**SET EXERCISE**
Look through the material below for "поверхности". Copy every line that contains it.

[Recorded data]
------------------------------------------------

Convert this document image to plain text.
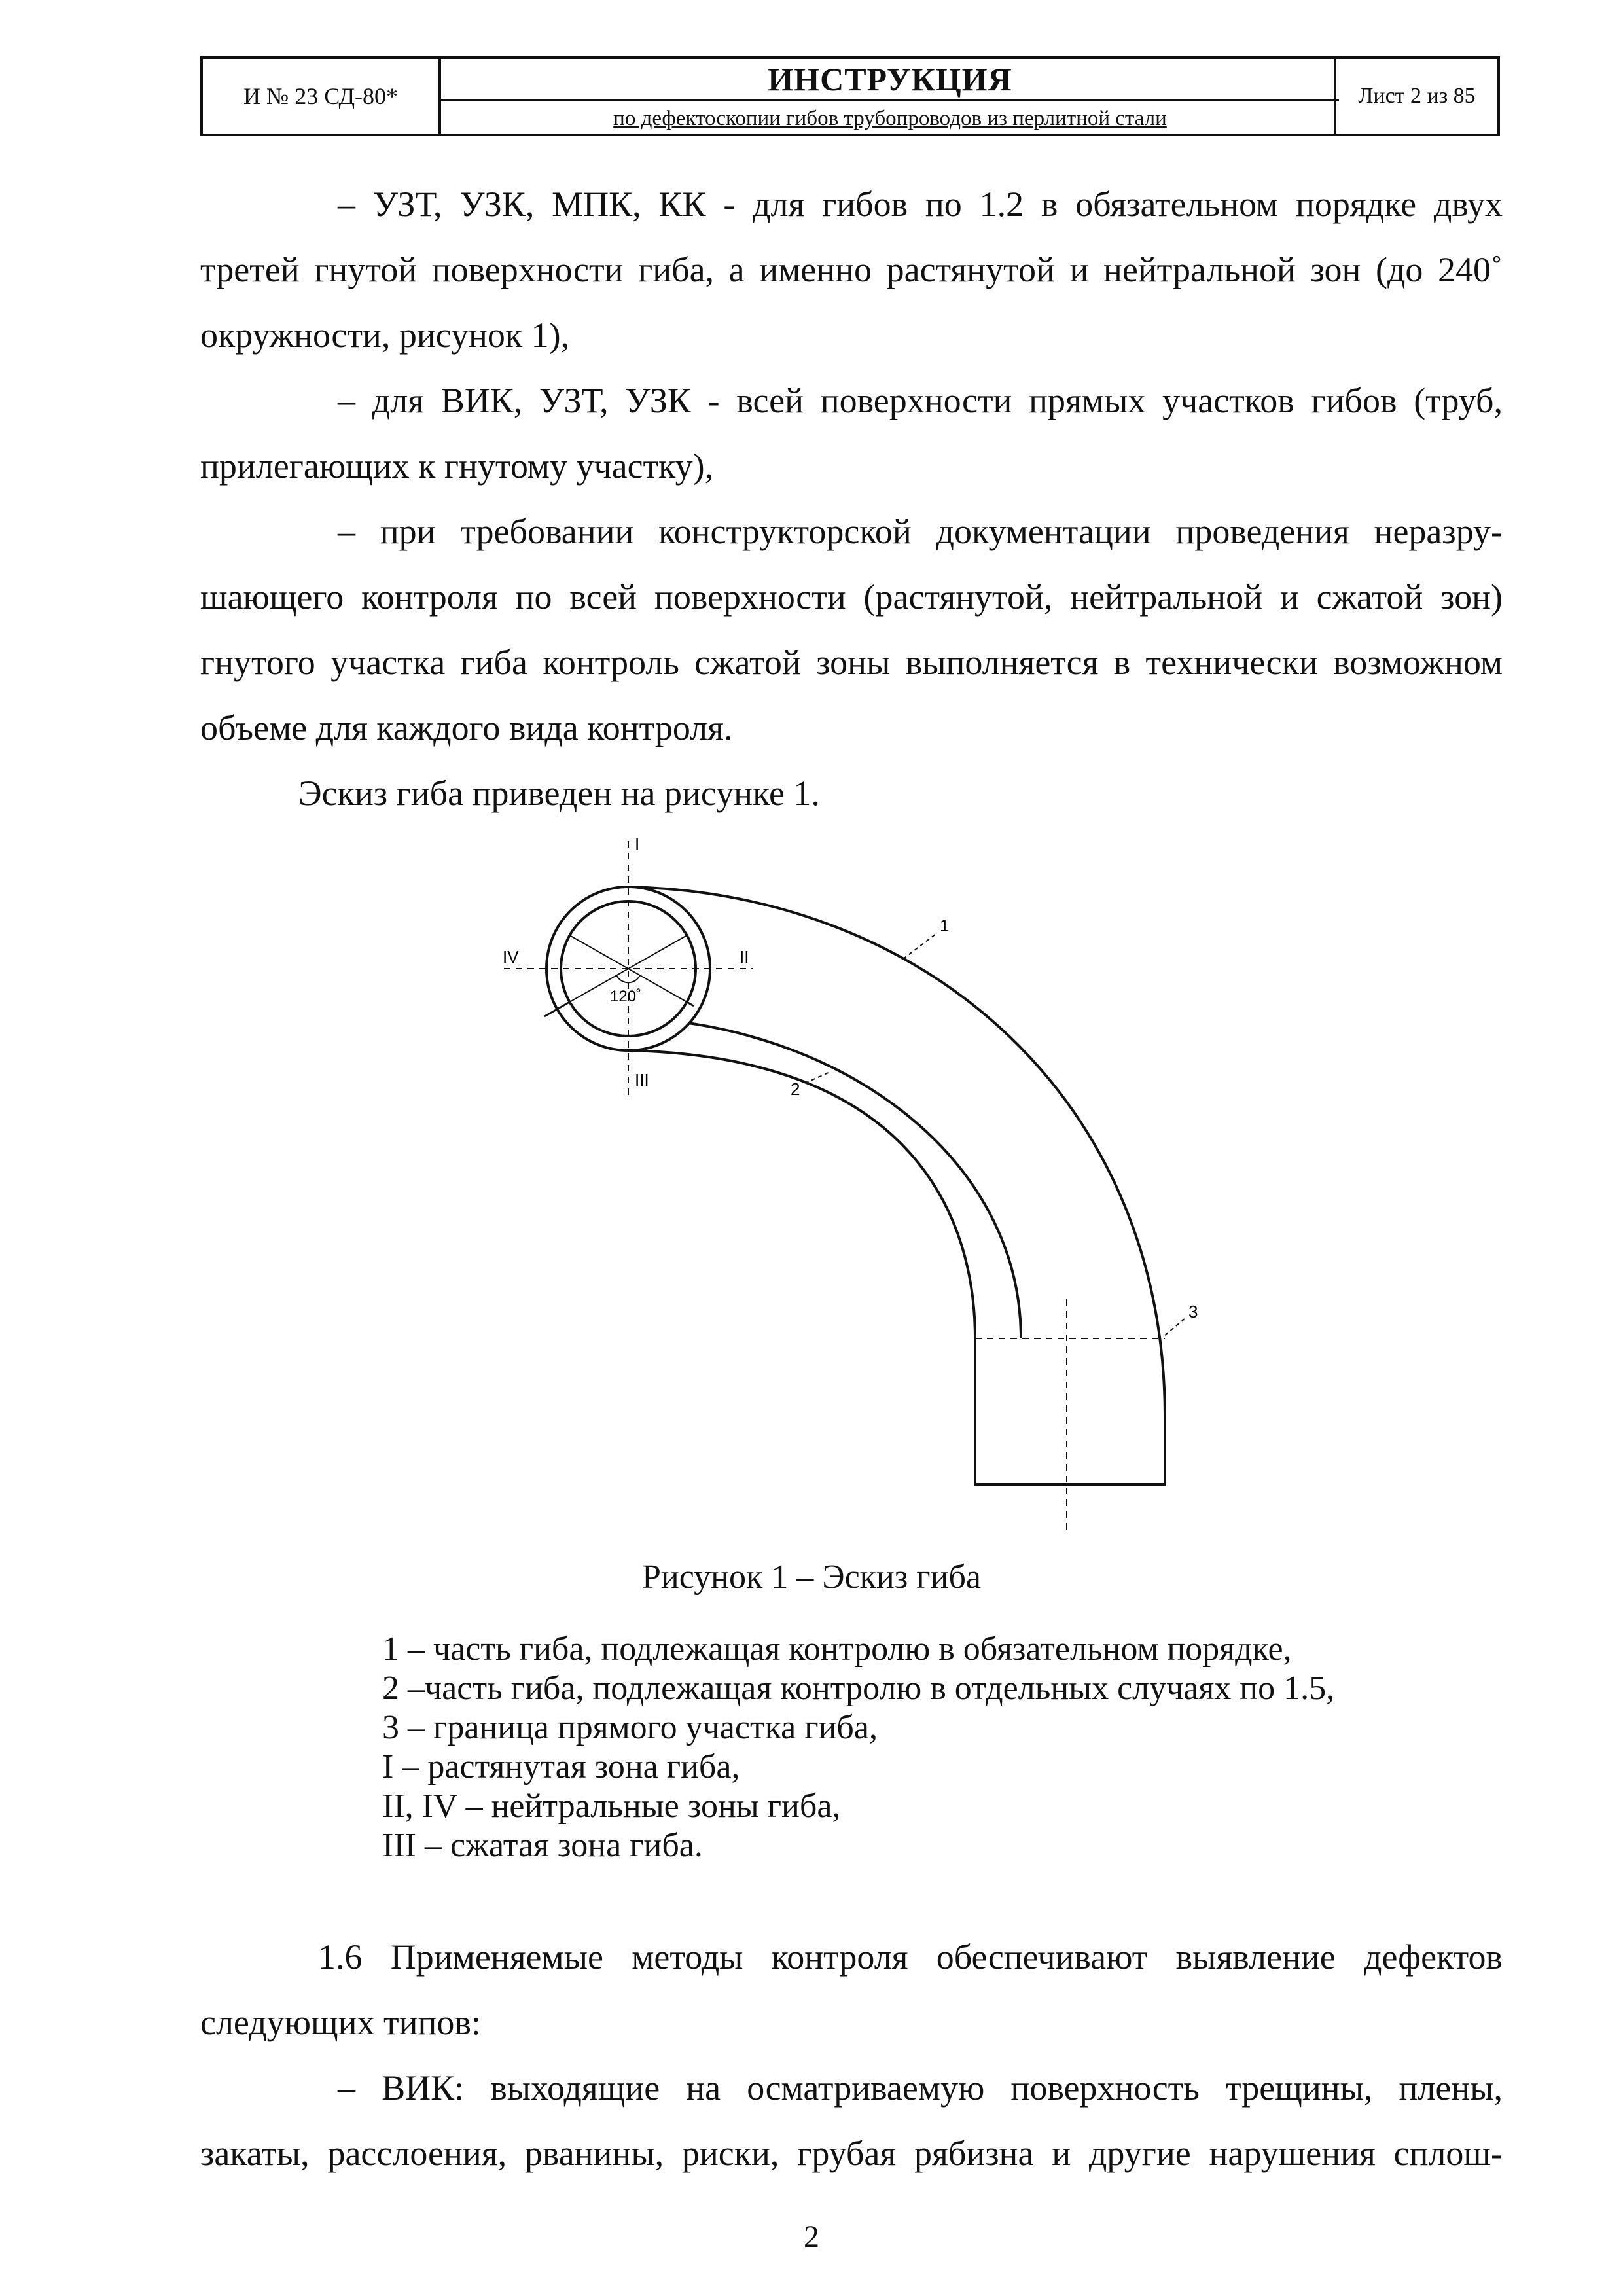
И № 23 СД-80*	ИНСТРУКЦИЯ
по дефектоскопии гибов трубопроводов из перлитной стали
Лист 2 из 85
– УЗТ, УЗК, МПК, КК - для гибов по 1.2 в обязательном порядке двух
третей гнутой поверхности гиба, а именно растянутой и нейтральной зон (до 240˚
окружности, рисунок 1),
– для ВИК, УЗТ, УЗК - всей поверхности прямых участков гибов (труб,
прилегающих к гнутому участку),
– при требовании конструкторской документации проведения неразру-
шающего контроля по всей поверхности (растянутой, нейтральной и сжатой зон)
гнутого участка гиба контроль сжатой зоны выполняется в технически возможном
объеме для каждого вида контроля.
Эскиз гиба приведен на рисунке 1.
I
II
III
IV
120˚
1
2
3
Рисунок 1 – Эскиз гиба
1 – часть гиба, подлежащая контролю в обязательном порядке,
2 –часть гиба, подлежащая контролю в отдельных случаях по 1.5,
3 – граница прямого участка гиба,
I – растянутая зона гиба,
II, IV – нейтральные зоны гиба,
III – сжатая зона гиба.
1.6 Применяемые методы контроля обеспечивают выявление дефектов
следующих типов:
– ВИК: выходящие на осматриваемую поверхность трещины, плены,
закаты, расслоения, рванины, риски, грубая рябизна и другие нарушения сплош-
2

------------------------------------------------

**FINAL RESULT**
третей гнутой поверхности гиба, а именно растянутой и нейтральной зон (до 240˚
– для ВИК, УЗТ, УЗК - всей поверхности прямых участков гибов (труб,
шающего контроля по всей поверхности (растянутой, нейтральной и сжатой зон)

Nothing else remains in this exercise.